Task goal
Each of the entries should be retyped precisely as it appears.

** BEGIN Data shown **

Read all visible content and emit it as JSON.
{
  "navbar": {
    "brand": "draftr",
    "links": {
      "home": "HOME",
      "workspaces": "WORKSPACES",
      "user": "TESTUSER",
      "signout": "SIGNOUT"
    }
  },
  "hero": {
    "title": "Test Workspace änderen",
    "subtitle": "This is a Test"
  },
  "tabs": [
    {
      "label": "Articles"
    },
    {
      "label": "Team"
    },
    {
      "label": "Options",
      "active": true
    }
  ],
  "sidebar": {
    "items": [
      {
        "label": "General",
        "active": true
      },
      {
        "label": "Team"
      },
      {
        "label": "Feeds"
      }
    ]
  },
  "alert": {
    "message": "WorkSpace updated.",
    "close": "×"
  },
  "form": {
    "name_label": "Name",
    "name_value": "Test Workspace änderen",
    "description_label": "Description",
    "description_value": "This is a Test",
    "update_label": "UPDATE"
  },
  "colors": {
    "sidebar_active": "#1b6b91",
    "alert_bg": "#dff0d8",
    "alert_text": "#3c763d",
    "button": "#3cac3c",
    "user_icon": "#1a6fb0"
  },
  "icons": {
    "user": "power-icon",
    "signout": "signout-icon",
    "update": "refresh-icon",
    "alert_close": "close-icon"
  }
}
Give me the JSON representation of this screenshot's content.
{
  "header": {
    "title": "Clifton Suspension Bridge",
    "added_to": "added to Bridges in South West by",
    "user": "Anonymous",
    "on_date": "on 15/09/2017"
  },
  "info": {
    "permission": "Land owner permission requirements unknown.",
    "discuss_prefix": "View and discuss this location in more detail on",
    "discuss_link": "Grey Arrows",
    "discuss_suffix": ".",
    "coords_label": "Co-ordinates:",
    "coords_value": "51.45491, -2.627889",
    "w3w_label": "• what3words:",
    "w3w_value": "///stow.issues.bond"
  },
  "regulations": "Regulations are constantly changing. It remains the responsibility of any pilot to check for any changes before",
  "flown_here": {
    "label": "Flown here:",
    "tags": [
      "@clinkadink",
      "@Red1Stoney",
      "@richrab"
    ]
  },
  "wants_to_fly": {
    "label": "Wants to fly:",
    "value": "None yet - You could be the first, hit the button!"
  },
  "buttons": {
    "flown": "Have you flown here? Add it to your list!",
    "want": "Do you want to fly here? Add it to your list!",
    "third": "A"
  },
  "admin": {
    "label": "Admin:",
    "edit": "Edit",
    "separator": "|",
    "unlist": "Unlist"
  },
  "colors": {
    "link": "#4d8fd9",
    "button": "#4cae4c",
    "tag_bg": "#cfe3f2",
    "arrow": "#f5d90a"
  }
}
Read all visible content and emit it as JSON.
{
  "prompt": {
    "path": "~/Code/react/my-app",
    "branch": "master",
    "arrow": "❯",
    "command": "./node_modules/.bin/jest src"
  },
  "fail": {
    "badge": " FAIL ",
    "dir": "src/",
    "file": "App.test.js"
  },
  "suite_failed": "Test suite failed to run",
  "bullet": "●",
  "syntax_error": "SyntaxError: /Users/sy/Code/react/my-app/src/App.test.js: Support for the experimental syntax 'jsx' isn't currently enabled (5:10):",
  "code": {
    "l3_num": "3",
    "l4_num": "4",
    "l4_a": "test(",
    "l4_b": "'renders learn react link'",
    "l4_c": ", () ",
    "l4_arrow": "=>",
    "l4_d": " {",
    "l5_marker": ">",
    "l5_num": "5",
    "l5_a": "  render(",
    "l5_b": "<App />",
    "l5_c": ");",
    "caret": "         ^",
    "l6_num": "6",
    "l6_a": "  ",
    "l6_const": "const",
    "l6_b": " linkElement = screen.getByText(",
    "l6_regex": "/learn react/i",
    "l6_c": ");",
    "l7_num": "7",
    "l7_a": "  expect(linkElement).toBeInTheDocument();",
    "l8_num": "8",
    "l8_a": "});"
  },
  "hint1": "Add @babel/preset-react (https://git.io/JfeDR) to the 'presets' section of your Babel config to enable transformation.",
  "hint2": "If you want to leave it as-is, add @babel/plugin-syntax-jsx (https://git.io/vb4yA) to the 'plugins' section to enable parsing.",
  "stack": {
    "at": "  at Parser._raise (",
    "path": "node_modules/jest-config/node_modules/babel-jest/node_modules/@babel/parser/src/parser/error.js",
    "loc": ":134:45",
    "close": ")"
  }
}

** END Data shown **

Response for this exercise
Read all visible content and emit it as JSON.
{
  "navbar": {
    "brand": "draftr",
    "links": {
      "home": "HOME",
      "workspaces": "WORKSPACES",
      "user": "TESTUSER",
      "signout": "SIGNOUT"
    }
  },
  "hero": {
    "title": "Test Workspace änderen",
    "subtitle": "This is a Test"
  },
  "tabs": [
    {
      "label": "Articles"
    },
    {
      "label": "Team"
    },
    {
      "label": "Options",
      "active": true
    }
  ],
  "sidebar": {
    "items": [
      {
        "label": "General",
        "active": true
      },
      {
        "label": "Team"
      },
      {
        "label": "Feeds"
      }
    ]
  },
  "alert": {
    "message": "WorkSpace updated.",
    "close": "×"
  },
  "form": {
    "name_label": "Name",
    "name_value": "Test Workspace änderen",
    "description_label": "Description",
    "description_value": "This is a Test",
    "update_label": "UPDATE"
  },
  "colors": {
    "sidebar_active": "#1b6b91",
    "alert_bg": "#dff0d8",
    "alert_text": "#3c763d",
    "button": "#3cac3c",
    "user_icon": "#1a6fb0"
  },
  "icons": {
    "user": "power-icon",
    "signout": "signout-icon",
    "update": "refresh-icon",
    "alert_close": "close-icon"
  }
}
Give me the JSON representation of this screenshot's content.
{
  "header": {
    "title": "Clifton Suspension Bridge",
    "added_to": "added to Bridges in South West by",
    "user": "Anonymous",
    "on_date": "on 15/09/2017"
  },
  "info": {
    "permission": "Land owner permission requirements unknown.",
    "discuss_prefix": "View and discuss this location in more detail on",
    "discuss_link": "Grey Arrows",
    "discuss_suffix": ".",
    "coords_label": "Co-ordinates:",
    "coords_value": "51.45491, -2.627889",
    "w3w_label": "• what3words:",
    "w3w_value": "///stow.issues.bond"
  },
  "regulations": "Regulations are constantly changing. It remains the responsibility of any pilot to check for any changes before",
  "flown_here": {
    "label": "Flown here:",
    "tags": [
      "@clinkadink",
      "@Red1Stoney",
      "@richrab"
    ]
  },
  "wants_to_fly": {
    "label": "Wants to fly:",
    "value": "None yet - You could be the first, hit the button!"
  },
  "buttons": {
    "flown": "Have you flown here? Add it to your list!",
    "want": "Do you want to fly here? Add it to your list!",
    "third": "A"
  },
  "admin": {
    "label": "Admin:",
    "edit": "Edit",
    "separator": "|",
    "unlist": "Unlist"
  },
  "colors": {
    "link": "#4d8fd9",
    "button": "#4cae4c",
    "tag_bg": "#cfe3f2",
    "arrow": "#f5d90a"
  }
}
Read all visible content and emit it as JSON.
{
  "prompt": {
    "path": "~/Code/react/my-app",
    "branch": "master",
    "arrow": "❯",
    "command": "./node_modules/.bin/jest src"
  },
  "fail": {
    "badge": " FAIL ",
    "dir": "src/",
    "file": "App.test.js"
  },
  "suite_failed": "Test suite failed to run",
  "bullet": "●",
  "syntax_error": "SyntaxError: /Users/sy/Code/react/my-app/src/App.test.js: Support for the experimental syntax 'jsx' isn't currently enabled (5:10):",
  "code": {
    "l3_num": "3",
    "l4_num": "4",
    "l4_a": "test(",
    "l4_b": "'renders learn react link'",
    "l4_c": ", () ",
    "l4_arrow": "=>",
    "l4_d": " {",
    "l5_marker": ">",
    "l5_num": "5",
    "l5_a": "  render(",
    "l5_b": "<App />",
    "l5_c": ");",
    "caret": "         ^",
    "l6_num": "6",
    "l6_a": "  ",
    "l6_const": "const",
    "l6_b": " linkElement = screen.getByText(",
    "l6_regex": "/learn react/i",
    "l6_c": ");",
    "l7_num": "7",
    "l7_a": "  expect(linkElement).toBeInTheDocument();",
    "l8_num": "8",
    "l8_a": "});"
  },
  "hint1": "Add @babel/preset-react (https://git.io/JfeDR) to the 'presets' section of your Babel config to enable transformation.",
  "hint2": "If you want to leave it as-is, add @babel/plugin-syntax-jsx (https://git.io/vb4yA) to the 'plugins' section to enable parsing.",
  "stack": {
    "at": "  at Parser._raise (",
    "path": "node_modules/jest-config/node_modules/babel-jest/node_modules/@babel/parser/src/parser/error.js",
    "loc": ":134:45",
    "close": ")"
  }
}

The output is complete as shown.